Problem to solve: Search the material for the word "Februari" and copy each line that holds it.

Extracted records:
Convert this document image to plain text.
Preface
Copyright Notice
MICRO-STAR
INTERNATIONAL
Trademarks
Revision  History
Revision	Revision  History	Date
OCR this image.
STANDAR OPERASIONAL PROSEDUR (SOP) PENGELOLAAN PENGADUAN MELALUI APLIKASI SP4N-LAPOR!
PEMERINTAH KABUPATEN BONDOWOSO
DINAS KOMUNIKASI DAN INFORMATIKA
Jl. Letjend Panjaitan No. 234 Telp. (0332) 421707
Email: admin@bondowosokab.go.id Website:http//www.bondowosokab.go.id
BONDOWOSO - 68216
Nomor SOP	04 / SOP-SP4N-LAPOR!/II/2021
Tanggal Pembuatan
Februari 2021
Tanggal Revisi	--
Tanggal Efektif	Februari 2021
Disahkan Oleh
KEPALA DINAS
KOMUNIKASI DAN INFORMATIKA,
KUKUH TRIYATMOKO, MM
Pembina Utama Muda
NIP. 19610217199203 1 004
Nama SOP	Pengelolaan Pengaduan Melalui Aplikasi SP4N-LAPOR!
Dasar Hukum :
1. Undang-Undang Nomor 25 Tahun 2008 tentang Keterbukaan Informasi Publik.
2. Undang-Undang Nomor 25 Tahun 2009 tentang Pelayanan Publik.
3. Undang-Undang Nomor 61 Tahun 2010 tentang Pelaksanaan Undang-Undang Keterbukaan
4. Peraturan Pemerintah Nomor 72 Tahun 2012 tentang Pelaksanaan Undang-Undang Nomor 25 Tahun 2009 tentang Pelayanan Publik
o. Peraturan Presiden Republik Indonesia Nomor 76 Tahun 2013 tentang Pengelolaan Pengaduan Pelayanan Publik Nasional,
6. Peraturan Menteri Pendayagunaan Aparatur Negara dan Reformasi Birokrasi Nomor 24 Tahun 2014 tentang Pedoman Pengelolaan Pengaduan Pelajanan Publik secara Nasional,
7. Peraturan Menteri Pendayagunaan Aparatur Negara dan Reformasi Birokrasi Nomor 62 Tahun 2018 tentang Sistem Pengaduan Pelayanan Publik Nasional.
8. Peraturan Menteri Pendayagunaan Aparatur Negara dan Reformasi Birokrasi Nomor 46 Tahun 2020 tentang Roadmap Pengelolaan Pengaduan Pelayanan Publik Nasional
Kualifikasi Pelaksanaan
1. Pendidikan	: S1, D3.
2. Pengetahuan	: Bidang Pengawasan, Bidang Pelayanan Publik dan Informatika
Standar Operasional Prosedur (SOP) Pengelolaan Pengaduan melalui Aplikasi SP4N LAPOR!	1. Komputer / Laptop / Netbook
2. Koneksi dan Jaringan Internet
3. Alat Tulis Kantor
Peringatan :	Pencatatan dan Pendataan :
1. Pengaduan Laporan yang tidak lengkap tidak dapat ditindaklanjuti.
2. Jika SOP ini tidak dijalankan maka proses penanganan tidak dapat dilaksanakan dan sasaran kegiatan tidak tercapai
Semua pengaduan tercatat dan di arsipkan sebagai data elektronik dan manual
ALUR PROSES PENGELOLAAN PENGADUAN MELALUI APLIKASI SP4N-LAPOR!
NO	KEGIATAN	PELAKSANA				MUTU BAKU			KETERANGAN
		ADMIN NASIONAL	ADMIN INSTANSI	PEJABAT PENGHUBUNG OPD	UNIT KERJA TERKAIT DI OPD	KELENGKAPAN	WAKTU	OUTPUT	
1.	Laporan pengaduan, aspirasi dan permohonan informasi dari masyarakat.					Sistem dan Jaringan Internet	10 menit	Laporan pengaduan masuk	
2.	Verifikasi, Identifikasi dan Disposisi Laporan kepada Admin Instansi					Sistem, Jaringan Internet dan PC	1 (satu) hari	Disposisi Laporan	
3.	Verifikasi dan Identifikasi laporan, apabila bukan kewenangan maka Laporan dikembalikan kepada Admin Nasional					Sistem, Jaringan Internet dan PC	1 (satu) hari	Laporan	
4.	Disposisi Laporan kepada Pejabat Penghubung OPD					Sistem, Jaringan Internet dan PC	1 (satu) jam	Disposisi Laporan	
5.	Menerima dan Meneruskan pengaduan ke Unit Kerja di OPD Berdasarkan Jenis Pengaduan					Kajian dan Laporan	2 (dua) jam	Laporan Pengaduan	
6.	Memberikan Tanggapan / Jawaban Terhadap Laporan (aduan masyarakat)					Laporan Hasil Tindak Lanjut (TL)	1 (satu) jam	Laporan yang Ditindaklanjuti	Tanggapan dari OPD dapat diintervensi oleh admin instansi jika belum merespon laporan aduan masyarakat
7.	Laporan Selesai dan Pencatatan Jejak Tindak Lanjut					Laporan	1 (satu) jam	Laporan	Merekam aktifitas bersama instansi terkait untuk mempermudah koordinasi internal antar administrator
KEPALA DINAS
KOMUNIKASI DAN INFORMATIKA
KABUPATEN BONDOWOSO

Full answer:
Februari 2021
Tanggal Efektif	Februari 2021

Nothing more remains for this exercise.